Copy each line with the word "газа" in it.

DATA TO PROCESS
════════════════════
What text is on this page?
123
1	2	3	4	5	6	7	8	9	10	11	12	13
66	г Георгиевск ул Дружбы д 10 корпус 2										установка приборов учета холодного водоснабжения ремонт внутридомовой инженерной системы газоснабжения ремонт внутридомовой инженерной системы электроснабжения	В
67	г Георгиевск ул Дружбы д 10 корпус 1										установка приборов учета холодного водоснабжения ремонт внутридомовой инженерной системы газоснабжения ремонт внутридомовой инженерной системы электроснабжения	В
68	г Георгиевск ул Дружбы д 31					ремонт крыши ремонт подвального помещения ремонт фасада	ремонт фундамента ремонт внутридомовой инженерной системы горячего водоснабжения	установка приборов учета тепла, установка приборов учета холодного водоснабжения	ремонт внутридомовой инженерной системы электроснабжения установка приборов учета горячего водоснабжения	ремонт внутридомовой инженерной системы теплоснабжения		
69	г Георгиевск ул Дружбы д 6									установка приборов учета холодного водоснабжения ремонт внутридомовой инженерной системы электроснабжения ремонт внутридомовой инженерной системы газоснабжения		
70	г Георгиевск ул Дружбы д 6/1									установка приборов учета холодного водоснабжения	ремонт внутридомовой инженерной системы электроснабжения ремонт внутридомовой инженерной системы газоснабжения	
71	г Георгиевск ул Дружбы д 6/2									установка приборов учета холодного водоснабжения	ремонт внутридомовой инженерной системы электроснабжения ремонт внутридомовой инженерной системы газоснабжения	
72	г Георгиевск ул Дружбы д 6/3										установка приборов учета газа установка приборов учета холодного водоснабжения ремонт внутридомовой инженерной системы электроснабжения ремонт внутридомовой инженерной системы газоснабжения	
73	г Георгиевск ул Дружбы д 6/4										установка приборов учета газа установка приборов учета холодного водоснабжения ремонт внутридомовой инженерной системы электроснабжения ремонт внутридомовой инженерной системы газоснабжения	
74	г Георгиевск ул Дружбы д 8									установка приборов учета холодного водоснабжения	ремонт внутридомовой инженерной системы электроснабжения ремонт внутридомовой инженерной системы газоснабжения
════════════════════
FINAL RESULT
72	г Георгиевск ул Дружбы д 6/3										установка приборов учета газа установка приборов учета холодного водоснабжения ремонт внутридомовой инженерной системы электроснабжения ремонт внутридомовой инженерной системы газоснабжения	
73	г Георгиевск ул Дружбы д 6/4										установка приборов учета газа установка приборов учета холодного водоснабжения ремонт внутридомовой инженерной системы электроснабжения ремонт внутридомовой инженерной системы газоснабжения	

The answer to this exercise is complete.